* **Выбранный текст**:
──────────

Глава 4. Притчи на пути в Иерусалим / Строитель башни и царь, идущий на войну

Две небольшие притчи — о строителе башни и о царе, идущем на войну, — представляют собой оригинальный материал Евангелия от Луки. Будучи частью поучения, которое начинается словами, имеющимися также у двух других синоптиков, они представляют собой важное дополнение к этим словам. Поучение следует сразу же за притчей о званых на брачный пир (Лк. 14:16–24), произнесенной в доме фарисея на пути из Галилеи в Иерусалим. Продолжая рассказ о путешествии, евангелист повествует:

С Ним шло множество народа; и Он, обратившись, сказал им: если кто приходит ко Мне и не возненавидит отца своего и матери, и жены и детей, и братьев и сестер, а притом и самой жизни своей, тот не может быть Моим учеником; и кто не несет креста своего и идёт за Мною, не может быть Моим учеником. Ибо кто из вас, желая построить башню, не сядет прежде и не вычислит издержек, имеет ли он, что нужно для совершения ее, дабы, когда положит основание и не возможет совершить, все видящие не стали смеяться над ним, говоря: этот человек начал строить и не мог окончить?
Или какой царь, идя на войну против другого царя, не сядет и не посоветуется прежде, силен ли он с десятью тысячами противостать идущему на него с двадцатью тысячами? Иначе, пока тот еще далеко, он пошлет к нему посольство просить о мире. Так всякий из вас, кто не отрешится от всего, что имеет, не может быть Моим учеником (Лк. 14:25–33).

Первая часть поучения — об отречении от родственников и от самой жизни — соответствует словам, которые Иисус, согласно всем трем синоптикам, обратит к ученикам, отвечая на вопрос Петра: Вот, мы оставили всё и последовали за Тобою; что же будет нам? (Мф. 19:27; Мк. 10:28; Лк. 18:28). Однако если, по версиям Матфея и Марка, Иисус в ответ говорит о необходимости оставить дом, братьев и сестер, отца, мать, жену и детей, то в версии Луки Он призывает возненавидеть их.

О том, какой смысл вкладывается в этот термин, мы говорили в другом месте45См.: Иларион (Алфеев), митр. Иисус Христос. Жизнь и учение. Кн. I: Начало Евангелия. С. 687.. Речь идет о такой абсолютной преданности Иисусу и Его делу, которая предполагает полное отречение от любых родственных уз, если этого потребует необходимость. Примером такой необходимости может быть ситуация, в которой родственники активно препятствуют ученику Иисуса в выполнении его миссии, подобно тому как родственники Иисуса на начальном этапе Его служения пытались воспрепятствовать Ему, думая, что Он вышел из Себя (Мк. 3:21).

──────────

* **Данные**:

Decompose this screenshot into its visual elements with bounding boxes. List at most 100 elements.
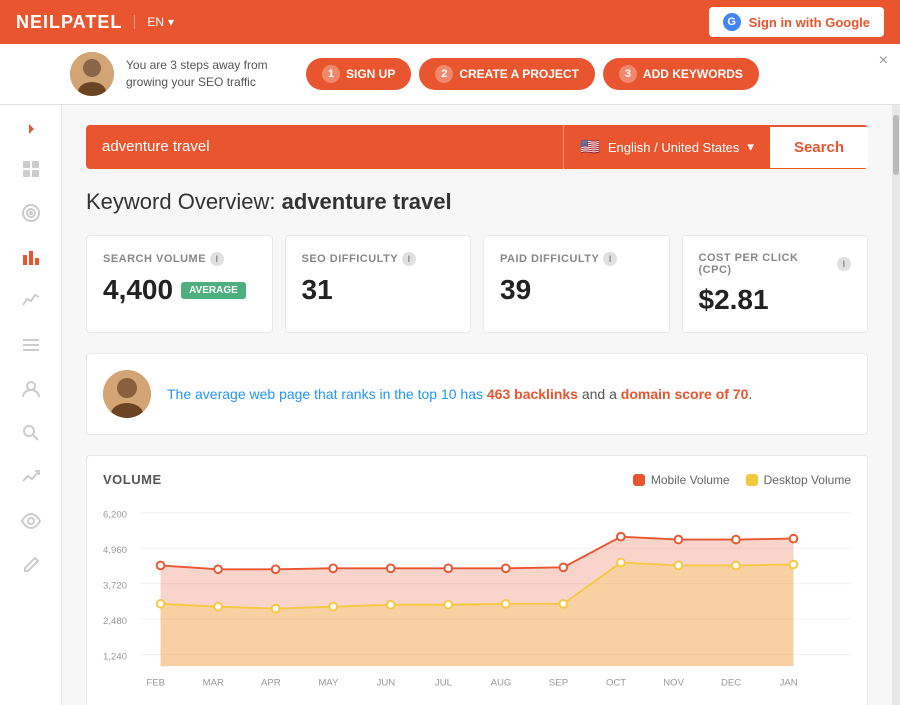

──────────

* **Задание**: Выпишите из текста о притчах про строителя башни и царя дословно всё от слов «Или какой царь, идя» и до слов «учеником (Лк. 14:25–33).». Опирайтесь только на текст.

* **Результат**:
Или какой царь, идя на войну против другого царя, не сядет и не посоветуется прежде, силен ли он с десятью тысячами противостать идущему на него с двадцатью тысячами? Иначе, пока тот еще далеко, он пошлет к нему посольство просить о мире. Так всякий из вас, кто не отрешится от всего, что имеет, не может быть Моим учеником (Лк. 14:25–33).